## Task goal
All entries are to be given again verbatim.

::::

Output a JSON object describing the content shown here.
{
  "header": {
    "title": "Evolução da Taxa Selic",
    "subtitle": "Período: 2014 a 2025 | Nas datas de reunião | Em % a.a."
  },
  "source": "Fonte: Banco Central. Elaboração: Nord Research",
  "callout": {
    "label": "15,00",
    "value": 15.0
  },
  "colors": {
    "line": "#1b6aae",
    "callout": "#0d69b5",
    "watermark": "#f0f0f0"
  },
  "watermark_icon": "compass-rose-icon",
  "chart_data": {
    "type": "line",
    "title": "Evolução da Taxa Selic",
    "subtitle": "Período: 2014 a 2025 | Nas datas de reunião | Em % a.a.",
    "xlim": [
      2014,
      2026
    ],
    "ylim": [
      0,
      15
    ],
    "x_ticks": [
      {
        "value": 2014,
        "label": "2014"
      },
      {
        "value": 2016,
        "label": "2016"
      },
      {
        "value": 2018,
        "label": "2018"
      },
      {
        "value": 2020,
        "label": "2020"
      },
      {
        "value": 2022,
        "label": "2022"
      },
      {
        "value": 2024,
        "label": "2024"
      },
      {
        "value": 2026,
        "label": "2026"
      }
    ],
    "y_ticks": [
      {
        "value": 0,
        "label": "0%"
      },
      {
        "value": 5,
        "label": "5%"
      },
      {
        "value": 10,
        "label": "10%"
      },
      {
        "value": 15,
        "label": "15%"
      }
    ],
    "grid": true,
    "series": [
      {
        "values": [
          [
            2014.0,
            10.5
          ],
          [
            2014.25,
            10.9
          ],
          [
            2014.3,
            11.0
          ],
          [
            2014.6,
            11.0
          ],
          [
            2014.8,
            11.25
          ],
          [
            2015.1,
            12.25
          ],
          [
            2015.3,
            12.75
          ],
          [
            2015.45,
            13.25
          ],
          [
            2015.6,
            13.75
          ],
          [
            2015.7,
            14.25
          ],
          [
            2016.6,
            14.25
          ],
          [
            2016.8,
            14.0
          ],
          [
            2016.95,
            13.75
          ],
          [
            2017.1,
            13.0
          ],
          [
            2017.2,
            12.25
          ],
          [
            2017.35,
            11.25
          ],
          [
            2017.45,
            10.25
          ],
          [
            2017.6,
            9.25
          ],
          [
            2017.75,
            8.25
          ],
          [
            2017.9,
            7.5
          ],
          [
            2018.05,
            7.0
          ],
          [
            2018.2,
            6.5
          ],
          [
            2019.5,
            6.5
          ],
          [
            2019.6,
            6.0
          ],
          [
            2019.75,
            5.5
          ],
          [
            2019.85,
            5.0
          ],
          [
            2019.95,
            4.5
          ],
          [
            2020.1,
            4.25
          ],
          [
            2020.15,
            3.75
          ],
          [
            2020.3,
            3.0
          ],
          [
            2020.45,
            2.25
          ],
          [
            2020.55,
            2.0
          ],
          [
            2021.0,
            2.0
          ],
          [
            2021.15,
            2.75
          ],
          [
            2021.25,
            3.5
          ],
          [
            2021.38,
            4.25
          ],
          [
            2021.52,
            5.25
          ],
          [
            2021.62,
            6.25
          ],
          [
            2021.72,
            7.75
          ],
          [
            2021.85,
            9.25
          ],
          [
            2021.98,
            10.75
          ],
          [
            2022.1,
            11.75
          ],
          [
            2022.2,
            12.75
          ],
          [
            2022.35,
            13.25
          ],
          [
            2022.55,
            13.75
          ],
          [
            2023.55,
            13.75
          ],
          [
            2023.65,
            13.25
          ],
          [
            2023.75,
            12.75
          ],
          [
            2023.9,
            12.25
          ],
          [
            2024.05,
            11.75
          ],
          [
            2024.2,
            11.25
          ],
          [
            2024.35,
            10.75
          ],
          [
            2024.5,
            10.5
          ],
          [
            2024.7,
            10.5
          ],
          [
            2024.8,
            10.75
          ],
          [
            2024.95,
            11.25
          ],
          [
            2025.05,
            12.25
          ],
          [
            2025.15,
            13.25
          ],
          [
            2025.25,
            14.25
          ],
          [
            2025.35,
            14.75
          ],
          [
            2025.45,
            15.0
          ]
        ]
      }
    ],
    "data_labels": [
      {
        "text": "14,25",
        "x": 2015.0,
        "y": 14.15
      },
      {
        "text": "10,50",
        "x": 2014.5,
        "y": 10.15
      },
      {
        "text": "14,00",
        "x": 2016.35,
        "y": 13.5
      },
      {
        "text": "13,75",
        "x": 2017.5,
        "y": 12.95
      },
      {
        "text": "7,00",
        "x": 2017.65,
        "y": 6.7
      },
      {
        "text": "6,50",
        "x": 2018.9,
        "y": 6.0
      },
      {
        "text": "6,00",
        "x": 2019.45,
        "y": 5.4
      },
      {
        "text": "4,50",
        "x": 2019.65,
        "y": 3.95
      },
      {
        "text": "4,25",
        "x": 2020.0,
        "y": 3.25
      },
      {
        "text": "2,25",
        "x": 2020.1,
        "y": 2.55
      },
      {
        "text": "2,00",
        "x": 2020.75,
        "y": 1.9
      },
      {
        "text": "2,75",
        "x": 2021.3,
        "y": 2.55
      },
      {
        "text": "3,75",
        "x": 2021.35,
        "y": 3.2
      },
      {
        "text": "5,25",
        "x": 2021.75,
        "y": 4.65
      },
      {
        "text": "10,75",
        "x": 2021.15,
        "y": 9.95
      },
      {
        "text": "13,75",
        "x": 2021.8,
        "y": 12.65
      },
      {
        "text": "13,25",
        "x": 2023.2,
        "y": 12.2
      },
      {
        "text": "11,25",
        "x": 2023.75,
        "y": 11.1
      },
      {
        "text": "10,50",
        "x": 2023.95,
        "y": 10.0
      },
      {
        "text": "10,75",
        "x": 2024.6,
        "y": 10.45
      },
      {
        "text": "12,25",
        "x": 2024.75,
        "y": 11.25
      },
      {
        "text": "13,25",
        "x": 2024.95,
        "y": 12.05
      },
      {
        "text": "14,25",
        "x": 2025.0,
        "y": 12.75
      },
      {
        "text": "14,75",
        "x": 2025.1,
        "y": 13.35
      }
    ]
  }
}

::::

## The solution
Output a JSON object describing the content shown here.
{
  "header": {
    "title": "Evolução da Taxa Selic",
    "subtitle": "Período: 2014 a 2025 | Nas datas de reunião | Em % a.a."
  },
  "source": "Fonte: Banco Central. Elaboração: Nord Research",
  "callout": {
    "label": "15,00",
    "value": 15.0
  },
  "colors": {
    "line": "#1b6aae",
    "callout": "#0d69b5",
    "watermark": "#f0f0f0"
  },
  "watermark_icon": "compass-rose-icon",
  "chart_data": {
    "type": "line",
    "title": "Evolução da Taxa Selic",
    "subtitle": "Período: 2014 a 2025 | Nas datas de reunião | Em % a.a.",
    "xlim": [
      2014,
      2026
    ],
    "ylim": [
      0,
      15
    ],
    "x_ticks": [
      {
        "value": 2014,
        "label": "2014"
      },
      {
        "value": 2016,
        "label": "2016"
      },
      {
        "value": 2018,
        "label": "2018"
      },
      {
        "value": 2020,
        "label": "2020"
      },
      {
        "value": 2022,
        "label": "2022"
      },
      {
        "value": 2024,
        "label": "2024"
      },
      {
        "value": 2026,
        "label": "2026"
      }
    ],
    "y_ticks": [
      {
        "value": 0,
        "label": "0%"
      },
      {
        "value": 5,
        "label": "5%"
      },
      {
        "value": 10,
        "label": "10%"
      },
      {
        "value": 15,
        "label": "15%"
      }
    ],
    "grid": true,
    "series": [
      {
        "values": [
          [
            2014.0,
            10.5
          ],
          [
            2014.25,
            10.9
          ],
          [
            2014.3,
            11.0
          ],
          [
            2014.6,
            11.0
          ],
          [
            2014.8,
            11.25
          ],
          [
            2015.1,
            12.25
          ],
          [
            2015.3,
            12.75
          ],
          [
            2015.45,
            13.25
          ],
          [
            2015.6,
            13.75
          ],
          [
            2015.7,
            14.25
          ],
          [
            2016.6,
            14.25
          ],
          [
            2016.8,
            14.0
          ],
          [
            2016.95,
            13.75
          ],
          [
            2017.1,
            13.0
          ],
          [
            2017.2,
            12.25
          ],
          [
            2017.35,
            11.25
          ],
          [
            2017.45,
            10.25
          ],
          [
            2017.6,
            9.25
          ],
          [
            2017.75,
            8.25
          ],
          [
            2017.9,
            7.5
          ],
          [
            2018.05,
            7.0
          ],
          [
            2018.2,
            6.5
          ],
          [
            2019.5,
            6.5
          ],
          [
            2019.6,
            6.0
          ],
          [
            2019.75,
            5.5
          ],
          [
            2019.85,
            5.0
          ],
          [
            2019.95,
            4.5
          ],
          [
            2020.1,
            4.25
          ],
          [
            2020.15,
            3.75
          ],
          [
            2020.3,
            3.0
          ],
          [
            2020.45,
            2.25
          ],
          [
            2020.55,
            2.0
          ],
          [
            2021.0,
            2.0
          ],
          [
            2021.15,
            2.75
          ],
          [
            2021.25,
            3.5
          ],
          [
            2021.38,
            4.25
          ],
          [
            2021.52,
            5.25
          ],
          [
            2021.62,
            6.25
          ],
          [
            2021.72,
            7.75
          ],
          [
            2021.85,
            9.25
          ],
          [
            2021.98,
            10.75
          ],
          [
            2022.1,
            11.75
          ],
          [
            2022.2,
            12.75
          ],
          [
            2022.35,
            13.25
          ],
          [
            2022.55,
            13.75
          ],
          [
            2023.55,
            13.75
          ],
          [
            2023.65,
            13.25
          ],
          [
            2023.75,
            12.75
          ],
          [
            2023.9,
            12.25
          ],
          [
            2024.05,
            11.75
          ],
          [
            2024.2,
            11.25
          ],
          [
            2024.35,
            10.75
          ],
          [
            2024.5,
            10.5
          ],
          [
            2024.7,
            10.5
          ],
          [
            2024.8,
            10.75
          ],
          [
            2024.95,
            11.25
          ],
          [
            2025.05,
            12.25
          ],
          [
            2025.15,
            13.25
          ],
          [
            2025.25,
            14.25
          ],
          [
            2025.35,
            14.75
          ],
          [
            2025.45,
            15.0
          ]
        ]
      }
    ],
    "data_labels": [
      {
        "text": "14,25",
        "x": 2015.0,
        "y": 14.15
      },
      {
        "text": "10,50",
        "x": 2014.5,
        "y": 10.15
      },
      {
        "text": "14,00",
        "x": 2016.35,
        "y": 13.5
      },
      {
        "text": "13,75",
        "x": 2017.5,
        "y": 12.95
      },
      {
        "text": "7,00",
        "x": 2017.65,
        "y": 6.7
      },
      {
        "text": "6,50",
        "x": 2018.9,
        "y": 6.0
      },
      {
        "text": "6,00",
        "x": 2019.45,
        "y": 5.4
      },
      {
        "text": "4,50",
        "x": 2019.65,
        "y": 3.95
      },
      {
        "text": "4,25",
        "x": 2020.0,
        "y": 3.25
      },
      {
        "text": "2,25",
        "x": 2020.1,
        "y": 2.55
      },
      {
        "text": "2,00",
        "x": 2020.75,
        "y": 1.9
      },
      {
        "text": "2,75",
        "x": 2021.3,
        "y": 2.55
      },
      {
        "text": "3,75",
        "x": 2021.35,
        "y": 3.2
      },
      {
        "text": "5,25",
        "x": 2021.75,
        "y": 4.65
      },
      {
        "text": "10,75",
        "x": 2021.15,
        "y": 9.95
      },
      {
        "text": "13,75",
        "x": 2021.8,
        "y": 12.65
      },
      {
        "text": "13,25",
        "x": 2023.2,
        "y": 12.2
      },
      {
        "text": "11,25",
        "x": 2023.75,
        "y": 11.1
      },
      {
        "text": "10,50",
        "x": 2023.95,
        "y": 10.0
      },
      {
        "text": "10,75",
        "x": 2024.6,
        "y": 10.45
      },
      {
        "text": "12,25",
        "x": 2024.75,
        "y": 11.25
      },
      {
        "text": "13,25",
        "x": 2024.95,
        "y": 12.05
      },
      {
        "text": "14,25",
        "x": 2025.0,
        "y": 12.75
      },
      {
        "text": "14,75",
        "x": 2025.1,
        "y": 13.35
      }
    ]
  }
}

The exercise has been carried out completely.